Written instruction
Locate each line with the string "true" in the listing below and copy it.

Material for this exercise
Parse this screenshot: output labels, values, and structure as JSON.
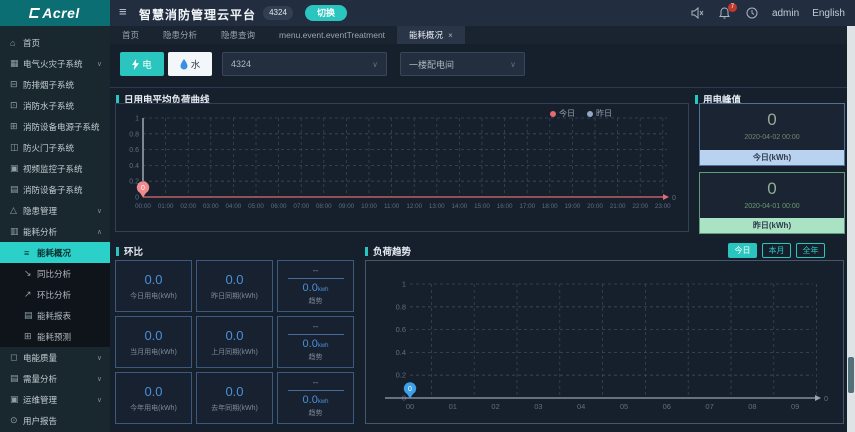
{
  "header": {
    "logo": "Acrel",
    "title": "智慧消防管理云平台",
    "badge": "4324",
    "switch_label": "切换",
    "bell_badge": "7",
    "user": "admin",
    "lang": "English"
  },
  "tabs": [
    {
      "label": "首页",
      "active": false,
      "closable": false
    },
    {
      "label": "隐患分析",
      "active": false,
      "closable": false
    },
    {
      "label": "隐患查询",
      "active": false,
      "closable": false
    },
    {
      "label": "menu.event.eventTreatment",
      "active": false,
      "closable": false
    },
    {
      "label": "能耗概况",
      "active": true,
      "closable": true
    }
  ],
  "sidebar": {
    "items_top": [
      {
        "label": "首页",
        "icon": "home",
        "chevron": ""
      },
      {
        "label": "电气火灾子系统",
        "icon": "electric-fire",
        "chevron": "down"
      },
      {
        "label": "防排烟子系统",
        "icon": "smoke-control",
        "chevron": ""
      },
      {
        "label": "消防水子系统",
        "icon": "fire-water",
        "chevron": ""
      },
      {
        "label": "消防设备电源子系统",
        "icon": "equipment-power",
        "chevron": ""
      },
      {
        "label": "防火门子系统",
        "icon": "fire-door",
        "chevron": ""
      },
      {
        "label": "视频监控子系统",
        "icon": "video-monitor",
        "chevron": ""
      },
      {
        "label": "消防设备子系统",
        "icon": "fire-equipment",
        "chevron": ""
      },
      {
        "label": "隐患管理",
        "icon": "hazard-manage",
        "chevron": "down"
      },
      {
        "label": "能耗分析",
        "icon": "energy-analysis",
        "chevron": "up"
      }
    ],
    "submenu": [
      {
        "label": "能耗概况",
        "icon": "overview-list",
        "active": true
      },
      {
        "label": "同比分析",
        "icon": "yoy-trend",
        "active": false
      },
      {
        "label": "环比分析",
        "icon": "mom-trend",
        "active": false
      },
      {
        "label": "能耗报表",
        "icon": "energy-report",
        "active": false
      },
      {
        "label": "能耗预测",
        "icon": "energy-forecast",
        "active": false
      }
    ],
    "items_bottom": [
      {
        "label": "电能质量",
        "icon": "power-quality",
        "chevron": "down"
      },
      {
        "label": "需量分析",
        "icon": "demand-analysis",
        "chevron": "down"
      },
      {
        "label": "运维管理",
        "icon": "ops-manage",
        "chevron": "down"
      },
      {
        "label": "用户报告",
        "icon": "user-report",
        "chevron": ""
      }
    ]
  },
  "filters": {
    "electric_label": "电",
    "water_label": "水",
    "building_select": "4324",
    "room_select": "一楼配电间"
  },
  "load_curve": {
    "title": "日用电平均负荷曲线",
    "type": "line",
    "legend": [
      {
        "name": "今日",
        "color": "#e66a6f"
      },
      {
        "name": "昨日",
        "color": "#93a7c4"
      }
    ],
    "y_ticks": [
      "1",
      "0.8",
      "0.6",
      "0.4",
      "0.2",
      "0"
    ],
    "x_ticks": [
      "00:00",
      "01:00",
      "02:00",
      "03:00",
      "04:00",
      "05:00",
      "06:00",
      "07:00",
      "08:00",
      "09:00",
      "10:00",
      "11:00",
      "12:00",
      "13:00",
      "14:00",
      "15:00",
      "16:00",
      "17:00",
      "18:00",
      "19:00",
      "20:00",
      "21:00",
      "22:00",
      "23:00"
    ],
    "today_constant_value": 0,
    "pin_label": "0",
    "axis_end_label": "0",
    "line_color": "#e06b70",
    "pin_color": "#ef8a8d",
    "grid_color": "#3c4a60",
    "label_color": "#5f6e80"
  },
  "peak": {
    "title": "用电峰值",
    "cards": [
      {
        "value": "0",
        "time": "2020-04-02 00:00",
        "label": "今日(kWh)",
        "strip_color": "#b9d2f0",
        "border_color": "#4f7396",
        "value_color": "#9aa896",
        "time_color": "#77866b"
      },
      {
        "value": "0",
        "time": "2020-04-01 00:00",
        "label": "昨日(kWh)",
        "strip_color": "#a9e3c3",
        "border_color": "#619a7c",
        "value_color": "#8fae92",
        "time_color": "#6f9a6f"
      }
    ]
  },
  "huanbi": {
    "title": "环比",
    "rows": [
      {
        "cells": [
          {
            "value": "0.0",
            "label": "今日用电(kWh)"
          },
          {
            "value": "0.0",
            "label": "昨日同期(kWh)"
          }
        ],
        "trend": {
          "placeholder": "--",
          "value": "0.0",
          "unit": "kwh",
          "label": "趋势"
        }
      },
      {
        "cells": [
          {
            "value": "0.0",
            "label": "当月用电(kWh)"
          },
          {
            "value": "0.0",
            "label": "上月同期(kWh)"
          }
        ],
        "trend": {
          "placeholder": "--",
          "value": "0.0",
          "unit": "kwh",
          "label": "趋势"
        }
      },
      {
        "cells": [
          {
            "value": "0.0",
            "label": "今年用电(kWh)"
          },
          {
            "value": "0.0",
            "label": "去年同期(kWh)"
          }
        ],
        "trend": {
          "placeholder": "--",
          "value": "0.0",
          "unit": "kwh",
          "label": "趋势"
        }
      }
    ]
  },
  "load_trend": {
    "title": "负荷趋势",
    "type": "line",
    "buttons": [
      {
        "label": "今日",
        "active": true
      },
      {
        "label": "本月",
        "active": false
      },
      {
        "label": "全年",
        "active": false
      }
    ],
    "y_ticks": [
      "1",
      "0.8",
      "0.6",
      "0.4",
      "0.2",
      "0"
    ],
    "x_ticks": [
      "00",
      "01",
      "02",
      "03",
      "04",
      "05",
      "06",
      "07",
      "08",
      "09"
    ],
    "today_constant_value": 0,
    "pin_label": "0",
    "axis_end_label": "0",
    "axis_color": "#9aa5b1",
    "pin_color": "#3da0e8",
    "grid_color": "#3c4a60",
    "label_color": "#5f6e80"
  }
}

...

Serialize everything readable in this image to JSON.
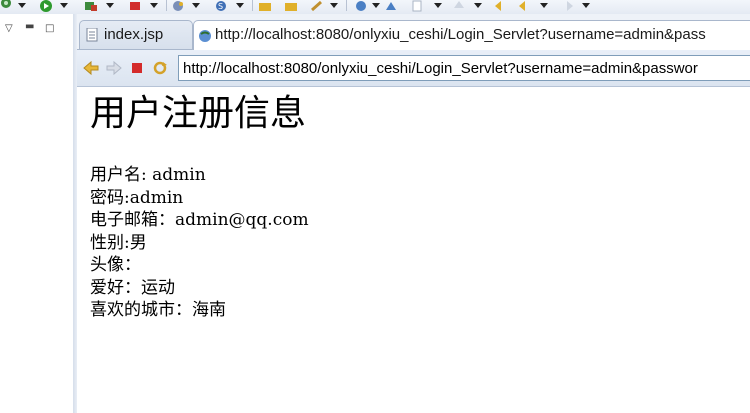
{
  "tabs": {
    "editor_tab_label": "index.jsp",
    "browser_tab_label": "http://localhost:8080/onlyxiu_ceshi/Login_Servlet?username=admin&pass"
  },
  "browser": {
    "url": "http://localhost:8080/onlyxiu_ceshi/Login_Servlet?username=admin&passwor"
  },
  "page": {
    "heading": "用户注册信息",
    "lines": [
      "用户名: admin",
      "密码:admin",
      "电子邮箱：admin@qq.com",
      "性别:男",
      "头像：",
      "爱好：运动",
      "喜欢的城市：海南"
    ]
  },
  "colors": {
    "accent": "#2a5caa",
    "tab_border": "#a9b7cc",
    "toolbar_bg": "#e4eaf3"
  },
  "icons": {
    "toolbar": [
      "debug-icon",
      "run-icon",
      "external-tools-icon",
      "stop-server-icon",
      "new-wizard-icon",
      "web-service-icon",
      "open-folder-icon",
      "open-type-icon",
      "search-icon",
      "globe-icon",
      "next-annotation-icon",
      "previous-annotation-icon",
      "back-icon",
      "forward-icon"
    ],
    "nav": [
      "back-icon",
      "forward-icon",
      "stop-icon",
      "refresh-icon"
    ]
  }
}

---

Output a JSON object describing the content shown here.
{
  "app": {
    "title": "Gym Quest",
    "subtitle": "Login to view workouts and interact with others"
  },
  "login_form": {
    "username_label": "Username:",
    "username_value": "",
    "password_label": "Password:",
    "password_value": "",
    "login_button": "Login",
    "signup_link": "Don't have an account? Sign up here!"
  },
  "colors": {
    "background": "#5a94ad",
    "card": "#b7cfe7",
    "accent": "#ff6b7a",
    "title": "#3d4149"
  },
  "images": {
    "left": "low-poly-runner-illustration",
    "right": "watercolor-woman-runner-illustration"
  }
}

Complete answer
      "active": true,
      "closable": true
        "active": true
        "active": true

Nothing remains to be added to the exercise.